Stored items
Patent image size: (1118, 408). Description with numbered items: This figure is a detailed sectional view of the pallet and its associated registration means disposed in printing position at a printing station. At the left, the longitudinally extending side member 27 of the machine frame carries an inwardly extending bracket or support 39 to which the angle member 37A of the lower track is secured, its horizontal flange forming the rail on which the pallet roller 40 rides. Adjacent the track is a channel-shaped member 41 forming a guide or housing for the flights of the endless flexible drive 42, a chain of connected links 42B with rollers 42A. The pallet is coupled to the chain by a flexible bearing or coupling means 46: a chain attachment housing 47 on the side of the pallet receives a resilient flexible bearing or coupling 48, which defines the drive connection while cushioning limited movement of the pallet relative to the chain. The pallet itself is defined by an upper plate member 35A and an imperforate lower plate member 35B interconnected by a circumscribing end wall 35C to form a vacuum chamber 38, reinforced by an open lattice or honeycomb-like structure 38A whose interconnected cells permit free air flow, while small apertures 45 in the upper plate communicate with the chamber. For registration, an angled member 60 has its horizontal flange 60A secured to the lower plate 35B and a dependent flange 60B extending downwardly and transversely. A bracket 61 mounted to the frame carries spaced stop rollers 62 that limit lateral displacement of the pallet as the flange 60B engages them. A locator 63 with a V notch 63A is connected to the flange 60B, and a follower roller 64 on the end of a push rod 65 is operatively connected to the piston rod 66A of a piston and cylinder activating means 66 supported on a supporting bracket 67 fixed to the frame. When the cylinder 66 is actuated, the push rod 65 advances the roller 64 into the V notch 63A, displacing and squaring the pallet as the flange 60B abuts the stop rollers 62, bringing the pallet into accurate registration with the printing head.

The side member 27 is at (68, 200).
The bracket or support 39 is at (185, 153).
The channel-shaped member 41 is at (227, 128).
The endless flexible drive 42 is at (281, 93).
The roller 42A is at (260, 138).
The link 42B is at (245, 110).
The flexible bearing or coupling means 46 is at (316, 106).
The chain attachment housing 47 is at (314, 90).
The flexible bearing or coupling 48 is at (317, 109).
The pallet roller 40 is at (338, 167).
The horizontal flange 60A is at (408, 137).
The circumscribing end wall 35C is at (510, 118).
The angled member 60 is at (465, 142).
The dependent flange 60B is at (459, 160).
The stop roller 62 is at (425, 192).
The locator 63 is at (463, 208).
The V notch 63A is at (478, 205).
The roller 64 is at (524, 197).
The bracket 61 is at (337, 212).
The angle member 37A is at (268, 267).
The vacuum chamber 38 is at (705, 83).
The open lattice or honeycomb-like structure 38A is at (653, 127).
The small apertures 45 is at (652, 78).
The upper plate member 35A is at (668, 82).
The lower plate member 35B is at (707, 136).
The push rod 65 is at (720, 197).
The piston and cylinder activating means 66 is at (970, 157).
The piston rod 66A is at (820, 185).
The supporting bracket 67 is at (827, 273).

**Task requirements**
Copy every record again, keeping each word unchanged.

**Written response**
Patent image size: (1118, 408). Description with numbered items: This figure is a detailed sectional view of the pallet and its associated registration means disposed in printing position at a printing station. At the left, the longitudinally extending side member 27 of the machine frame carries an inwardly extending bracket or support 39 to which the angle member 37A of the lower track is secured, its horizontal flange forming the rail on which the pallet roller 40 rides. Adjacent the track is a channel-shaped member 41 forming a guide or housing for the flights of the endless flexible drive 42, a chain of connected links 42B with rollers 42A. The pallet is coupled to the chain by a flexible bearing or coupling means 46: a chain attachment housing 47 on the side of the pallet receives a resilient flexible bearing or coupling 48, which defines the drive connection while cushioning limited movement of the pallet relative to the chain. The pallet itself is defined by an upper plate member 35A and an imperforate lower plate member 35B interconnected by a circumscribing end wall 35C to form a vacuum chamber 38, reinforced by an open lattice or honeycomb-like structure 38A whose interconnected cells permit free air flow, while small apertures 45 in the upper plate communicate with the chamber. For registration, an angled member 60 has its horizontal flange 60A secured to the lower plate 35B and a dependent flange 60B extending downwardly and transversely. A bracket 61 mounted to the frame carries spaced stop rollers 62 that limit lateral displacement of the pallet as the flange 60B engages them. A locator 63 with a V notch 63A is connected to the flange 60B, and a follower roller 64 on the end of a push rod 65 is operatively connected to the piston rod 66A of a piston and cylinder activating means 66 supported on a supporting bracket 67 fixed to the frame. When the cylinder 66 is actuated, the push rod 65 advances the roller 64 into the V notch 63A, displacing and squaring the pallet as the flange 60B abuts the stop rollers 62, bringing the pallet into accurate registration with the printing head.

The side member 27 is at (68, 200).
The bracket or support 39 is at (185, 153).
The channel-shaped member 41 is at (227, 128).
The endless flexible drive 42 is at (281, 93).
The roller 42A is at (260, 138).
The link 42B is at (245, 110).
The flexible bearing or coupling means 46 is at (316, 106).
The chain attachment housing 47 is at (314, 90).
The flexible bearing or coupling 48 is at (317, 109).
The pallet roller 40 is at (338, 167).
The horizontal flange 60A is at (408, 137).
The circumscribing end wall 35C is at (510, 118).
The angled member 60 is at (465, 142).
The dependent flange 60B is at (459, 160).
The stop roller 62 is at (425, 192).
The locator 63 is at (463, 208).
The V notch 63A is at (478, 205).
The roller 64 is at (524, 197).
The bracket 61 is at (337, 212).
The angle member 37A is at (268, 267).
The vacuum chamber 38 is at (705, 83).
The open lattice or honeycomb-like structure 38A is at (653, 127).
The small apertures 45 is at (652, 78).
The upper plate member 35A is at (668, 82).
The lower plate member 35B is at (707, 136).
The push rod 65 is at (720, 197).
The piston and cylinder activating means 66 is at (970, 157).
The piston rod 66A is at (820, 185).
The supporting bracket 67 is at (827, 273).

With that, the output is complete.